» Given exercise: Leave out the pictures and repeat every record exactly.

» Material shown:
* begin *

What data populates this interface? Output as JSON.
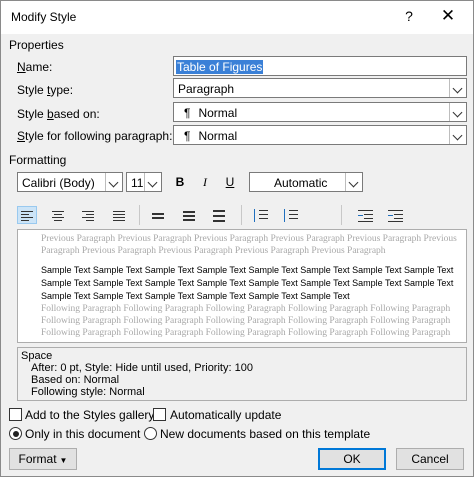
{
  "window": {
    "title": "Modify Style",
    "help": "?",
    "close": "✕"
  },
  "properties": {
    "header": "Properties",
    "name_label": "Name:",
    "name_value": "Table of Figures",
    "type_label": "Style type:",
    "type_value": "Paragraph",
    "based_label": "Style based on:",
    "based_value": "Normal",
    "following_label": "Style for following paragraph:",
    "following_value": "Normal",
    "pilcrow": "¶"
  },
  "formatting": {
    "header": "Formatting",
    "font": "Calibri (Body)",
    "size": "11",
    "bold": "B",
    "italic": "I",
    "underline": "U",
    "color": "Automatic"
  },
  "preview": {
    "previous_lines": [
      "Previous Paragraph Previous Paragraph Previous Paragraph Previous Paragraph Previous Paragraph Previous",
      "Paragraph Previous Paragraph Previous Paragraph Previous Paragraph Previous Paragraph"
    ],
    "sample_lines": [
      "Sample Text Sample Text Sample Text Sample Text Sample Text Sample Text Sample Text Sample Text",
      "Sample Text Sample Text Sample Text Sample Text Sample Text Sample Text Sample Text Sample Text",
      "Sample Text Sample Text Sample Text Sample Text Sample Text Sample Text"
    ],
    "following_lines": [
      "Following Paragraph Following Paragraph Following Paragraph Following Paragraph Following Paragraph",
      "Following Paragraph Following Paragraph Following Paragraph Following Paragraph Following Paragraph",
      "Following Paragraph Following Paragraph Following Paragraph Following Paragraph Following Paragraph"
    ]
  },
  "description": {
    "line1": "Space",
    "line2": "After:  0 pt, Style: Hide until used, Priority: 100",
    "line3": "Based on: Normal",
    "line4": "Following style: Normal"
  },
  "options": {
    "add_gallery": "Add to the Styles gallery",
    "auto_update": "Automatically update",
    "only_doc": "Only in this document",
    "new_docs": "New documents based on this template"
  },
  "buttons": {
    "format": "Format",
    "ok": "OK",
    "cancel": "Cancel"
  }
}
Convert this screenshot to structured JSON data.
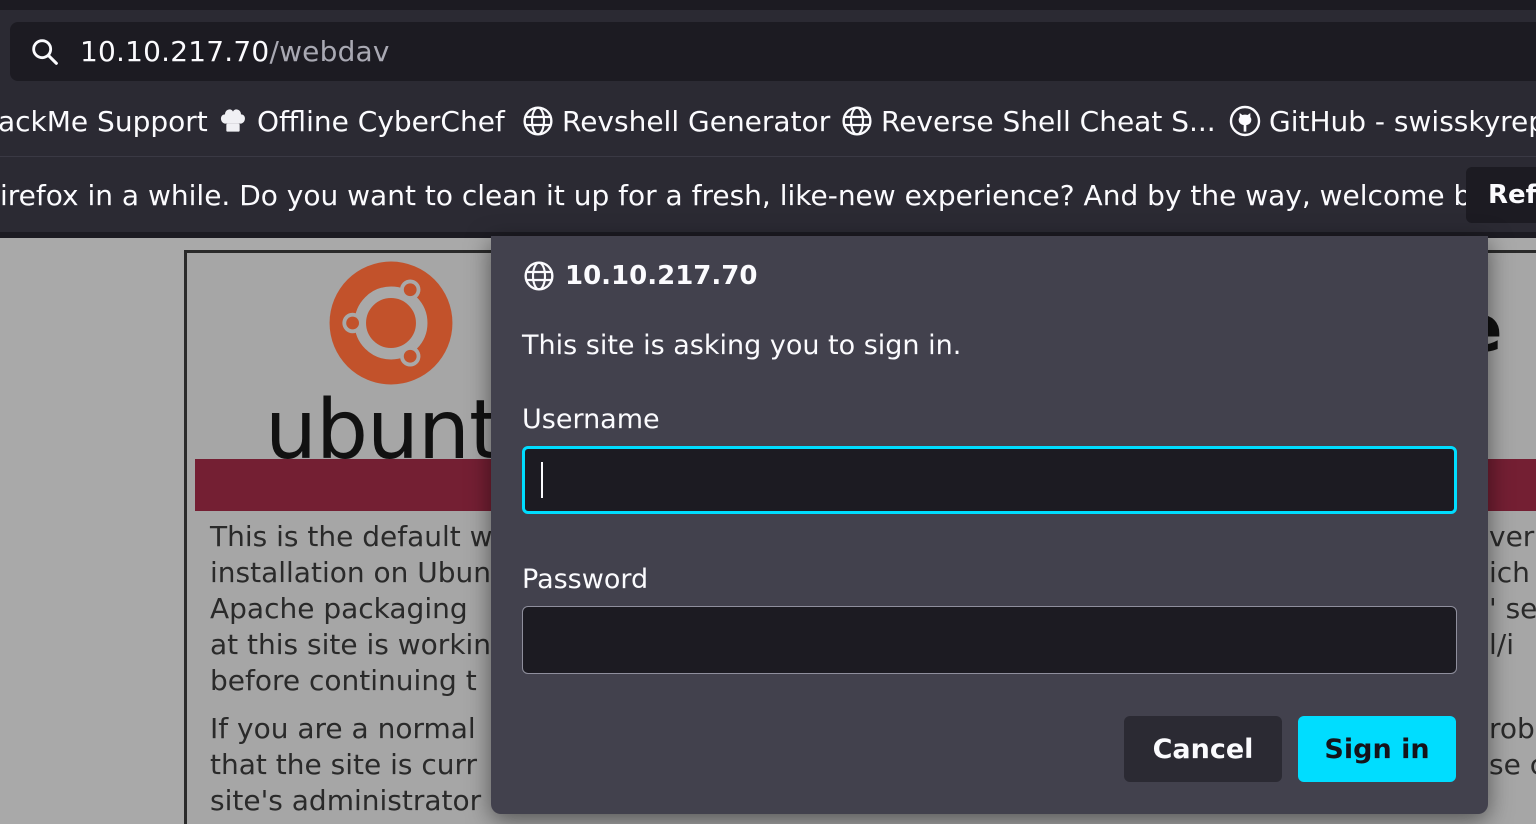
{
  "urlbar": {
    "host": "10.10.217.70",
    "path": "/webdav"
  },
  "bookmarks": [
    {
      "label": "ackMe Support",
      "icon": "none"
    },
    {
      "label": "Offline CyberChef",
      "icon": "chef-hat-icon"
    },
    {
      "label": "Revshell Generator",
      "icon": "globe-icon"
    },
    {
      "label": "Reverse Shell Cheat S...",
      "icon": "globe-icon"
    },
    {
      "label": "GitHub - swisskyrepo",
      "icon": "github-icon"
    }
  ],
  "notification": {
    "message": "irefox in a while. Do you want to clean it up for a fresh, like-new experience? And by the way, welcome back!",
    "button_label": "Refresh"
  },
  "background_page": {
    "logo_word": "ubuntu",
    "edge_letter": "e",
    "left_lines": [
      "This is the default w",
      "installation on Ubun",
      "Apache packaging",
      "at this site is workin",
      "before continuing t"
    ],
    "left_lines_2": [
      "If you are a normal",
      "that the site is curr",
      "site's administrator"
    ],
    "right_lines": [
      "ver",
      "ich",
      "' se",
      "l/i"
    ],
    "right_lines_2": [
      "roba",
      "se c"
    ]
  },
  "dialog": {
    "host": "10.10.217.70",
    "prompt": "This site is asking you to sign in.",
    "username_label": "Username",
    "username_value": "",
    "password_label": "Password",
    "password_value": "",
    "cancel_label": "Cancel",
    "signin_label": "Sign in"
  },
  "colors": {
    "accent": "#00ddff",
    "dialog_bg": "#42414d",
    "toolbar_bg": "#2b2a33",
    "banner": "#741f33",
    "ubuntu_orange": "#c2522b"
  }
}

* end *

» Task answer:
What data populates this interface? Output as JSON.
{
  "window": {
    "title": "Modify Style",
    "help": "?",
    "close": "✕"
  },
  "properties": {
    "header": "Properties",
    "name_label": "Name:",
    "name_value": "Table of Figures",
    "type_label": "Style type:",
    "type_value": "Paragraph",
    "based_label": "Style based on:",
    "based_value": "Normal",
    "following_label": "Style for following paragraph:",
    "following_value": "Normal",
    "pilcrow": "¶"
  },
  "formatting": {
    "header": "Formatting",
    "font": "Calibri (Body)",
    "size": "11",
    "bold": "B",
    "italic": "I",
    "underline": "U",
    "color": "Automatic"
  },
  "preview": {
    "previous_lines": [
      "Previous Paragraph Previous Paragraph Previous Paragraph Previous Paragraph Previous Paragraph Previous",
      "Paragraph Previous Paragraph Previous Paragraph Previous Paragraph Previous Paragraph"
    ],
    "sample_lines": [
      "Sample Text Sample Text Sample Text Sample Text Sample Text Sample Text Sample Text Sample Text",
      "Sample Text Sample Text Sample Text Sample Text Sample Text Sample Text Sample Text Sample Text",
      "Sample Text Sample Text Sample Text Sample Text Sample Text Sample Text"
    ],
    "following_lines": [
      "Following Paragraph Following Paragraph Following Paragraph Following Paragraph Following Paragraph",
      "Following Paragraph Following Paragraph Following Paragraph Following Paragraph Following Paragraph",
      "Following Paragraph Following Paragraph Following Paragraph Following Paragraph Following Paragraph"
    ]
  },
  "description": {
    "line1": "Space",
    "line2": "After:  0 pt, Style: Hide until used, Priority: 100",
    "line3": "Based on: Normal",
    "line4": "Following style: Normal"
  },
  "options": {
    "add_gallery": "Add to the Styles gallery",
    "auto_update": "Automatically update",
    "only_doc": "Only in this document",
    "new_docs": "New documents based on this template"
  },
  "buttons": {
    "format": "Format",
    "ok": "OK",
    "cancel": "Cancel"
  }
}
Convert this screenshot to structured JSON data.
{
  "urlbar": {
    "host": "10.10.217.70",
    "path": "/webdav"
  },
  "bookmarks": [
    {
      "label": "ackMe Support",
      "icon": "none"
    },
    {
      "label": "Offline CyberChef",
      "icon": "chef-hat-icon"
    },
    {
      "label": "Revshell Generator",
      "icon": "globe-icon"
    },
    {
      "label": "Reverse Shell Cheat S...",
      "icon": "globe-icon"
    },
    {
      "label": "GitHub - swisskyrepo",
      "icon": "github-icon"
    }
  ],
  "notification": {
    "message": "irefox in a while. Do you want to clean it up for a fresh, like-new experience? And by the way, welcome back!",
    "button_label": "Refresh"
  },
  "background_page": {
    "logo_word": "ubuntu",
    "edge_letter": "e",
    "left_lines": [
      "This is the default w",
      "installation on Ubun",
      "Apache packaging",
      "at this site is workin",
      "before continuing t"
    ],
    "left_lines_2": [
      "If you are a normal",
      "that the site is curr",
      "site's administrator"
    ],
    "right_lines": [
      "ver",
      "ich",
      "' se",
      "l/i"
    ],
    "right_lines_2": [
      "roba",
      "se c"
    ]
  },
  "dialog": {
    "host": "10.10.217.70",
    "prompt": "This site is asking you to sign in.",
    "username_label": "Username",
    "username_value": "",
    "password_label": "Password",
    "password_value": "",
    "cancel_label": "Cancel",
    "signin_label": "Sign in"
  },
  "colors": {
    "accent": "#00ddff",
    "dialog_bg": "#42414d",
    "toolbar_bg": "#2b2a33",
    "banner": "#741f33",
    "ubuntu_orange": "#c2522b"
  }
}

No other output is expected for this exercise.